*WHAT YOU WILL DO:* Return all lines below containing the word "then".

(Dataset records)
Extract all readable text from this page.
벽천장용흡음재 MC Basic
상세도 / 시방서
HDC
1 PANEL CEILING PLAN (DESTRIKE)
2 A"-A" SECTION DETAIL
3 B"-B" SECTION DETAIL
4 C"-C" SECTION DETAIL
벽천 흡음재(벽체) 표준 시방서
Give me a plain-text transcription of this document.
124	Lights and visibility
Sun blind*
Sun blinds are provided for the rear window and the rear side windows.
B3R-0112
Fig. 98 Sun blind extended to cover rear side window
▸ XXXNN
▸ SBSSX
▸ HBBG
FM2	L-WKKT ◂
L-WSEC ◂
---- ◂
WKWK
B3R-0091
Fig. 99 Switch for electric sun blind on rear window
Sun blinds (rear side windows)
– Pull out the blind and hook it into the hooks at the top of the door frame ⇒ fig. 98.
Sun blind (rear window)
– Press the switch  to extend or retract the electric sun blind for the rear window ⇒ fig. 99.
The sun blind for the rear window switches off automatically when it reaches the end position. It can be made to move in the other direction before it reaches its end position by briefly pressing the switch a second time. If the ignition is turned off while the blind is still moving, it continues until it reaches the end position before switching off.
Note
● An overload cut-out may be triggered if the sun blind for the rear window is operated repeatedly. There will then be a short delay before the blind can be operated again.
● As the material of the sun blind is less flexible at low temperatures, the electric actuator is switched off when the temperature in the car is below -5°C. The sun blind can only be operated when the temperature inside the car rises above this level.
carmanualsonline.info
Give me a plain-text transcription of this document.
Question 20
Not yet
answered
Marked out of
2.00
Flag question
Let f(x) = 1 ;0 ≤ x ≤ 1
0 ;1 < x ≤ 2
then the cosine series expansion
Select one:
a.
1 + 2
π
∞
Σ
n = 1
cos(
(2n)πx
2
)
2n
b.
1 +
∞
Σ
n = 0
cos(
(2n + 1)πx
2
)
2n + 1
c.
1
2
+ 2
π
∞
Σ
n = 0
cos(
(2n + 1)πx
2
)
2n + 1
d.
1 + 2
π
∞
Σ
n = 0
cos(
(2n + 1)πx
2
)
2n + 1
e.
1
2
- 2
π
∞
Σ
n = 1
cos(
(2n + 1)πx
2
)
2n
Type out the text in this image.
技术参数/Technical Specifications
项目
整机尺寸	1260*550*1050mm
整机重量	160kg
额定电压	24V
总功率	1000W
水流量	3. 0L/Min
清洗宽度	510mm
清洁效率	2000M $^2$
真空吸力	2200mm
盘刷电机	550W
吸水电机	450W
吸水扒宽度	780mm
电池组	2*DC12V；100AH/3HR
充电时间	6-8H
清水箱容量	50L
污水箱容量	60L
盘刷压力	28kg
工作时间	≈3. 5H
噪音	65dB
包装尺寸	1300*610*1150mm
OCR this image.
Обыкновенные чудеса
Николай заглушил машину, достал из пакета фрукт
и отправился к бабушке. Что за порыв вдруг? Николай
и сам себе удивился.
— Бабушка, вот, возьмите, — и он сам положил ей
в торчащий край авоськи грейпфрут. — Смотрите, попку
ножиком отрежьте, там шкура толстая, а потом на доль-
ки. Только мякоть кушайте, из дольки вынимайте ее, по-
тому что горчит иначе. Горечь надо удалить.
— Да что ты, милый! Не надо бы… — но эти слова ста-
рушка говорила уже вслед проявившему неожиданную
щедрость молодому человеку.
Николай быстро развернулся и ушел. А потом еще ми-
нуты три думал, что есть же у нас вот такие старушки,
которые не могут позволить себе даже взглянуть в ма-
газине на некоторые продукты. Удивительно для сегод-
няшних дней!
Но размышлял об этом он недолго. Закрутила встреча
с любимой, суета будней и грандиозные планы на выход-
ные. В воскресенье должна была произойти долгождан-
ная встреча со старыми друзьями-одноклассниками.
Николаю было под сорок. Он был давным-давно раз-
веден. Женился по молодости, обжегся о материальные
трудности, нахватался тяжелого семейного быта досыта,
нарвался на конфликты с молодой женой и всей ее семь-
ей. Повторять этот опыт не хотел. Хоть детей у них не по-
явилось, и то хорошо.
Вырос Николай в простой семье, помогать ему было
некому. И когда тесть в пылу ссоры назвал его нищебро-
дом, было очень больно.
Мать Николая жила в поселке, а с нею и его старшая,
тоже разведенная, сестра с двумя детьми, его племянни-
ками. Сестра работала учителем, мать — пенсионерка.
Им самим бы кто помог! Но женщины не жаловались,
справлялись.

*SOLUTION TO THIS EXERCISE:*
● An overload cut-out may be triggered if the sun blind for the rear window is operated repeatedly. There will then be a short delay before the blind can be operated again.
then the cosine series expansion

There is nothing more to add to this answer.